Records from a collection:
------------

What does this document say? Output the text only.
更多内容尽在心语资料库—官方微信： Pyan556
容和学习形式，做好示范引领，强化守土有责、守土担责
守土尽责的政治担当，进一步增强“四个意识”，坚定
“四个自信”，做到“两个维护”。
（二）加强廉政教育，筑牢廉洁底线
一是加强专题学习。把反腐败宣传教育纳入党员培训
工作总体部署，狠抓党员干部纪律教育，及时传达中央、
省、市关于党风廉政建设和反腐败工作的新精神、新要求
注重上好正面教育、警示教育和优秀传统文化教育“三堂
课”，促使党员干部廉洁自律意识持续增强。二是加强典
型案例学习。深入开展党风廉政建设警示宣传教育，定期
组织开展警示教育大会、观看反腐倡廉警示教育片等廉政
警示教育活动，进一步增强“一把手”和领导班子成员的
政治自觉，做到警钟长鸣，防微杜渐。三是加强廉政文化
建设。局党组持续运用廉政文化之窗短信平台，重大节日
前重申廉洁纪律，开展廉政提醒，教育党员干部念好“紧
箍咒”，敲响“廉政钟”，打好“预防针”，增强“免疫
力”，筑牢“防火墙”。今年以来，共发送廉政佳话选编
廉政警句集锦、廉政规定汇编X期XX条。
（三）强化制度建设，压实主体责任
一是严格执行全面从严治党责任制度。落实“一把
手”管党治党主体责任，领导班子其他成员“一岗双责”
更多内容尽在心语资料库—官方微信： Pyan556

------------

Please reproduce every line of the material word for word.

SOLUTION FOR THIS PROBLEM ▸
What does this document say? Output the text only.
更多内容尽在心语资料库—官方微信： Pyan556
容和学习形式，做好示范引领，强化守土有责、守土担责
守土尽责的政治担当，进一步增强“四个意识”，坚定
“四个自信”，做到“两个维护”。
（二）加强廉政教育，筑牢廉洁底线
一是加强专题学习。把反腐败宣传教育纳入党员培训
工作总体部署，狠抓党员干部纪律教育，及时传达中央、
省、市关于党风廉政建设和反腐败工作的新精神、新要求
注重上好正面教育、警示教育和优秀传统文化教育“三堂
课”，促使党员干部廉洁自律意识持续增强。二是加强典
型案例学习。深入开展党风廉政建设警示宣传教育，定期
组织开展警示教育大会、观看反腐倡廉警示教育片等廉政
警示教育活动，进一步增强“一把手”和领导班子成员的
政治自觉，做到警钟长鸣，防微杜渐。三是加强廉政文化
建设。局党组持续运用廉政文化之窗短信平台，重大节日
前重申廉洁纪律，开展廉政提醒，教育党员干部念好“紧
箍咒”，敲响“廉政钟”，打好“预防针”，增强“免疫
力”，筑牢“防火墙”。今年以来，共发送廉政佳话选编
廉政警句集锦、廉政规定汇编X期XX条。
（三）强化制度建设，压实主体责任
一是严格执行全面从严治党责任制度。落实“一把
手”管党治党主体责任，领导班子其他成员“一岗双责”
更多内容尽在心语资料库—官方微信： Pyan556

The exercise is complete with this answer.